___ GIVEN INFORMATION

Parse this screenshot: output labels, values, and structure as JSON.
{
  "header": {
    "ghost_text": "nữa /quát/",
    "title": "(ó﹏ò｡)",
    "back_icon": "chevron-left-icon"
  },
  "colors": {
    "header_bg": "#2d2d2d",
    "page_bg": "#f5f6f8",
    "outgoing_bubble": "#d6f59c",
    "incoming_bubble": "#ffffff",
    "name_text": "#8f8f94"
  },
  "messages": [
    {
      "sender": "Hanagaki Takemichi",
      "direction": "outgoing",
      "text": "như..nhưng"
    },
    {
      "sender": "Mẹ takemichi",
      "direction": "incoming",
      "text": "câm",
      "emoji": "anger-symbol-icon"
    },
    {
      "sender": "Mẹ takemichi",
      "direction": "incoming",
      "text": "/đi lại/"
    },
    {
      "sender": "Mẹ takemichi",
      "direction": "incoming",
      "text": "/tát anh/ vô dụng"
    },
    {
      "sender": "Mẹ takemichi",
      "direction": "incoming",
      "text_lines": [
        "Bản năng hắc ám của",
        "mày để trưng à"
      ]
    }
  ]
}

______

EXERCISE DESCRIPTION
Without omitting anything, output the entries exactly.

PROBLEM SOLUTION
Parse this screenshot: output labels, values, and structure as JSON.
{
  "header": {
    "ghost_text": "nữa /quát/",
    "title": "(ó﹏ò｡)",
    "back_icon": "chevron-left-icon"
  },
  "colors": {
    "header_bg": "#2d2d2d",
    "page_bg": "#f5f6f8",
    "outgoing_bubble": "#d6f59c",
    "incoming_bubble": "#ffffff",
    "name_text": "#8f8f94"
  },
  "messages": [
    {
      "sender": "Hanagaki Takemichi",
      "direction": "outgoing",
      "text": "như..nhưng"
    },
    {
      "sender": "Mẹ takemichi",
      "direction": "incoming",
      "text": "câm",
      "emoji": "anger-symbol-icon"
    },
    {
      "sender": "Mẹ takemichi",
      "direction": "incoming",
      "text": "/đi lại/"
    },
    {
      "sender": "Mẹ takemichi",
      "direction": "incoming",
      "text": "/tát anh/ vô dụng"
    },
    {
      "sender": "Mẹ takemichi",
      "direction": "incoming",
      "text_lines": [
        "Bản năng hắc ám của",
        "mày để trưng à"
      ]
    }
  ]
}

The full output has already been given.